Pouvez-vous renvoyer ces lignes sans y changer un seul caractère, pour l'ensemble des items qui suivent ?

(Entrées de disposition spatiale)
-=-=-=-=-

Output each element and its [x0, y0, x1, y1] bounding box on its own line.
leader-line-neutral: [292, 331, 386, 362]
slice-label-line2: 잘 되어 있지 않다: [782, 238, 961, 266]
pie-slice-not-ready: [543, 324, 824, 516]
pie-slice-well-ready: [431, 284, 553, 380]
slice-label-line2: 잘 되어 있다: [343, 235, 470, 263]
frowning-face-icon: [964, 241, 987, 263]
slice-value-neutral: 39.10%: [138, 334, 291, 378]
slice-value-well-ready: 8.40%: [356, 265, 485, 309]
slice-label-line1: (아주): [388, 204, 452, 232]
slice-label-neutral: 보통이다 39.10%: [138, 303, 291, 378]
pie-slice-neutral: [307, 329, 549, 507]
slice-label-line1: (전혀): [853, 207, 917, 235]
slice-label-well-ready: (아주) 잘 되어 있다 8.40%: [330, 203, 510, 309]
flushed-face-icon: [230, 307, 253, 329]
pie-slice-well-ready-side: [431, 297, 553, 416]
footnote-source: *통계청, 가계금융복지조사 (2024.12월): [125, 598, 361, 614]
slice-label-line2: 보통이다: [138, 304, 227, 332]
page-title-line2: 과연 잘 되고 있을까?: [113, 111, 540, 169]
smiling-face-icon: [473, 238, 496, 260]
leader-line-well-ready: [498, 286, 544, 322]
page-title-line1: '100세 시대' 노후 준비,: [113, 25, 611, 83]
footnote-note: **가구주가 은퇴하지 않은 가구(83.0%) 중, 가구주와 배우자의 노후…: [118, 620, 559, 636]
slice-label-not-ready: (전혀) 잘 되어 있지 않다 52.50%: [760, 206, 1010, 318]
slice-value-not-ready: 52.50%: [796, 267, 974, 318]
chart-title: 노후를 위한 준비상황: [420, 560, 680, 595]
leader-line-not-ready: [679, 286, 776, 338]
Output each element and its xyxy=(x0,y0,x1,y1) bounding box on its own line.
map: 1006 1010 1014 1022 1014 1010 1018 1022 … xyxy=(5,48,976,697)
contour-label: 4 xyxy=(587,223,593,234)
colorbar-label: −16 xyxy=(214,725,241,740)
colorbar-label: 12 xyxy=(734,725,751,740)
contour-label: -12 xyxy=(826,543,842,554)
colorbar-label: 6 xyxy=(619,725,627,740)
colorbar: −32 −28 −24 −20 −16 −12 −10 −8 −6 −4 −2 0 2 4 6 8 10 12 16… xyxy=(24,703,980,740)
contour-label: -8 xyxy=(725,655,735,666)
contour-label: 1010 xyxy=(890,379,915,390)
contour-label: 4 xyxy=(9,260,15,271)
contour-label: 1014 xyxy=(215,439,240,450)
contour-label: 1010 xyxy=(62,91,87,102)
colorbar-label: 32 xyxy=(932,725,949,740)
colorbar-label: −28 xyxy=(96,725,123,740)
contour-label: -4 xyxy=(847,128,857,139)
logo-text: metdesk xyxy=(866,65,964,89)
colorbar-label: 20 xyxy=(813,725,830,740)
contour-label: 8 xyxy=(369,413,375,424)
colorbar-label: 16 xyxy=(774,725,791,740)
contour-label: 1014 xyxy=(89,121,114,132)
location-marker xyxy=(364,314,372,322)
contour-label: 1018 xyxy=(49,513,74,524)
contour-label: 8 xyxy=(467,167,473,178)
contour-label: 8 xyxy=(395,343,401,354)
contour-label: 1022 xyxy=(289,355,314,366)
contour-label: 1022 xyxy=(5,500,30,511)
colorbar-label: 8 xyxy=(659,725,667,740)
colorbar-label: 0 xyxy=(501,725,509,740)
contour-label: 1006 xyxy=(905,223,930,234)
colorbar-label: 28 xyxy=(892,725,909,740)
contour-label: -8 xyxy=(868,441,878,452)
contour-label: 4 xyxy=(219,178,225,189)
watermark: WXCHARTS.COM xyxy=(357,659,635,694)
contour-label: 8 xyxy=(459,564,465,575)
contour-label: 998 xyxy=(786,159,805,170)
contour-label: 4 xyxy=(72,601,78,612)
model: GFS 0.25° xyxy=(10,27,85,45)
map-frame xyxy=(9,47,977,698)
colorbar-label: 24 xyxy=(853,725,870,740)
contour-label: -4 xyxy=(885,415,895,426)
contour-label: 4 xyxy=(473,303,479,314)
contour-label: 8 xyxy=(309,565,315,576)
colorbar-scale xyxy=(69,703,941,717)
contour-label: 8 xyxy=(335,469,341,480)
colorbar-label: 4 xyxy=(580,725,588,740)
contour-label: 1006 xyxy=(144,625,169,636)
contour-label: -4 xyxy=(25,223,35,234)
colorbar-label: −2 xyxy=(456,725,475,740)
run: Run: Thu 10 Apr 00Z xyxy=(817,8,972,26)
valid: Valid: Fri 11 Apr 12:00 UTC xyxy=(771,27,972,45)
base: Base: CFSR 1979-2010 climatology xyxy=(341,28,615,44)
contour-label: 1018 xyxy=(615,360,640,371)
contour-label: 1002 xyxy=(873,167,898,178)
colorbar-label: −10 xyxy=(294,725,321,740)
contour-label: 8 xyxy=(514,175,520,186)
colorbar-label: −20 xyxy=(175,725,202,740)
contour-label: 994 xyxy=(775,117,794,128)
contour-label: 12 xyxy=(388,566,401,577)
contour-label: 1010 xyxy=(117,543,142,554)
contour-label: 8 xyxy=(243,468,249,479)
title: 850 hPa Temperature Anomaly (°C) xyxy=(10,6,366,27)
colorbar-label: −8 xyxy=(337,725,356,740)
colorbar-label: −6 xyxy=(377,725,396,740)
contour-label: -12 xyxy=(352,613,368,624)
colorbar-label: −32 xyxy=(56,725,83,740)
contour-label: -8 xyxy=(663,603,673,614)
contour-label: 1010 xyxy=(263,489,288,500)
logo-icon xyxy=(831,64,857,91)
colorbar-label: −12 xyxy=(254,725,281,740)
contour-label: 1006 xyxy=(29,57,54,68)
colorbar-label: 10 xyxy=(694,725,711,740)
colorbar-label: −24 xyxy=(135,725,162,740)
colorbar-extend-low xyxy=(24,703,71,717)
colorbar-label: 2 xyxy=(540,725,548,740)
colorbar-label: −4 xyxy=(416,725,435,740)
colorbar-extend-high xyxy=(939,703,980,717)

-=-=-=-=-

__RÉPONSE COMPLÈTE__.
Output each element and its [x0, y0, x1, y1] bounding box on its own line.
leader-line-neutral: [292, 331, 386, 362]
slice-label-line2: 잘 되어 있지 않다: [782, 238, 961, 266]
pie-slice-not-ready: [543, 324, 824, 516]
pie-slice-well-ready: [431, 284, 553, 380]
slice-label-line2: 잘 되어 있다: [343, 235, 470, 263]
frowning-face-icon: [964, 241, 987, 263]
slice-value-neutral: 39.10%: [138, 334, 291, 378]
slice-value-well-ready: 8.40%: [356, 265, 485, 309]
slice-label-line1: (아주): [388, 204, 452, 232]
slice-label-neutral: 보통이다 39.10%: [138, 303, 291, 378]
pie-slice-neutral: [307, 329, 549, 507]
slice-label-line1: (전혀): [853, 207, 917, 235]
slice-label-well-ready: (아주) 잘 되어 있다 8.40%: [330, 203, 510, 309]
flushed-face-icon: [230, 307, 253, 329]
pie-slice-well-ready-side: [431, 297, 553, 416]
footnote-source: *통계청, 가계금융복지조사 (2024.12월): [125, 598, 361, 614]
slice-label-line2: 보통이다: [138, 304, 227, 332]
page-title-line2: 과연 잘 되고 있을까?: [113, 111, 540, 169]
smiling-face-icon: [473, 238, 496, 260]
leader-line-well-ready: [498, 286, 544, 322]
page-title-line1: '100세 시대' 노후 준비,: [113, 25, 611, 83]
footnote-note: **가구주가 은퇴하지 않은 가구(83.0%) 중, 가구주와 배우자의 노후…: [118, 620, 559, 636]
slice-label-not-ready: (전혀) 잘 되어 있지 않다 52.50%: [760, 206, 1010, 318]
slice-value-not-ready: 52.50%: [796, 267, 974, 318]
chart-title: 노후를 위한 준비상황: [420, 560, 680, 595]
leader-line-not-ready: [679, 286, 776, 338]
Output each element and its xyxy=(x0,y0,x1,y1) bounding box on its own line.
map: 1006 1010 1014 1022 1014 1010 1018 1022 … xyxy=(5,48,976,697)
contour-label: 4 xyxy=(587,223,593,234)
colorbar-label: −16 xyxy=(214,725,241,740)
colorbar-label: 12 xyxy=(734,725,751,740)
contour-label: -12 xyxy=(826,543,842,554)
colorbar-label: 6 xyxy=(619,725,627,740)
colorbar: −32 −28 −24 −20 −16 −12 −10 −8 −6 −4 −2 0 2 4 6 8 10 12 16… xyxy=(24,703,980,740)
contour-label: -8 xyxy=(725,655,735,666)
contour-label: 1010 xyxy=(890,379,915,390)
contour-label: 4 xyxy=(9,260,15,271)
contour-label: 1014 xyxy=(215,439,240,450)
contour-label: 1010 xyxy=(62,91,87,102)
colorbar-label: 32 xyxy=(932,725,949,740)
colorbar-label: −28 xyxy=(96,725,123,740)
contour-label: -4 xyxy=(847,128,857,139)
logo-text: metdesk xyxy=(866,65,964,89)
colorbar-label: 20 xyxy=(813,725,830,740)
contour-label: 8 xyxy=(369,413,375,424)
colorbar-label: 16 xyxy=(774,725,791,740)
contour-label: 1014 xyxy=(89,121,114,132)
location-marker xyxy=(364,314,372,322)
contour-label: 1018 xyxy=(49,513,74,524)
contour-label: 8 xyxy=(467,167,473,178)
contour-label: 8 xyxy=(395,343,401,354)
contour-label: 1022 xyxy=(289,355,314,366)
contour-label: 1022 xyxy=(5,500,30,511)
colorbar-label: 8 xyxy=(659,725,667,740)
colorbar-label: 0 xyxy=(501,725,509,740)
contour-label: 1006 xyxy=(905,223,930,234)
colorbar-label: 28 xyxy=(892,725,909,740)
contour-label: -8 xyxy=(868,441,878,452)
contour-label: 4 xyxy=(219,178,225,189)
watermark: WXCHARTS.COM xyxy=(357,659,635,694)
contour-label: 8 xyxy=(459,564,465,575)
contour-label: 998 xyxy=(786,159,805,170)
contour-label: 4 xyxy=(72,601,78,612)
model: GFS 0.25° xyxy=(10,27,85,45)
map-frame xyxy=(9,47,977,698)
colorbar-label: 24 xyxy=(853,725,870,740)
contour-label: -4 xyxy=(885,415,895,426)
contour-label: 4 xyxy=(473,303,479,314)
contour-label: 8 xyxy=(309,565,315,576)
colorbar-scale xyxy=(69,703,941,717)
contour-label: 8 xyxy=(335,469,341,480)
colorbar-label: 4 xyxy=(580,725,588,740)
contour-label: 1006 xyxy=(144,625,169,636)
contour-label: -4 xyxy=(25,223,35,234)
colorbar-label: −2 xyxy=(456,725,475,740)
run: Run: Thu 10 Apr 00Z xyxy=(817,8,972,26)
valid: Valid: Fri 11 Apr 12:00 UTC xyxy=(771,27,972,45)
base: Base: CFSR 1979-2010 climatology xyxy=(341,28,615,44)
contour-label: 1018 xyxy=(615,360,640,371)
contour-label: 1002 xyxy=(873,167,898,178)
colorbar-label: −10 xyxy=(294,725,321,740)
contour-label: 8 xyxy=(514,175,520,186)
colorbar-label: −20 xyxy=(175,725,202,740)
contour-label: 994 xyxy=(775,117,794,128)
contour-label: 12 xyxy=(388,566,401,577)
contour-label: 1010 xyxy=(117,543,142,554)
contour-label: 8 xyxy=(243,468,249,479)
title: 850 hPa Temperature Anomaly (°C) xyxy=(10,6,366,27)
colorbar-label: −8 xyxy=(337,725,356,740)
colorbar-label: −6 xyxy=(377,725,396,740)
contour-label: -12 xyxy=(352,613,368,624)
colorbar-label: −32 xyxy=(56,725,83,740)
contour-label: -8 xyxy=(663,603,673,614)
contour-label: 1010 xyxy=(263,489,288,500)
logo-icon xyxy=(831,64,857,91)
colorbar-label: −12 xyxy=(254,725,281,740)
contour-label: 1006 xyxy=(29,57,54,68)
colorbar-label: 10 xyxy=(694,725,711,740)
colorbar-label: −24 xyxy=(135,725,162,740)
colorbar-extend-low xyxy=(24,703,71,717)
colorbar-label: 2 xyxy=(540,725,548,740)
colorbar-label: −4 xyxy=(416,725,435,740)
colorbar-extend-high xyxy=(939,703,980,717)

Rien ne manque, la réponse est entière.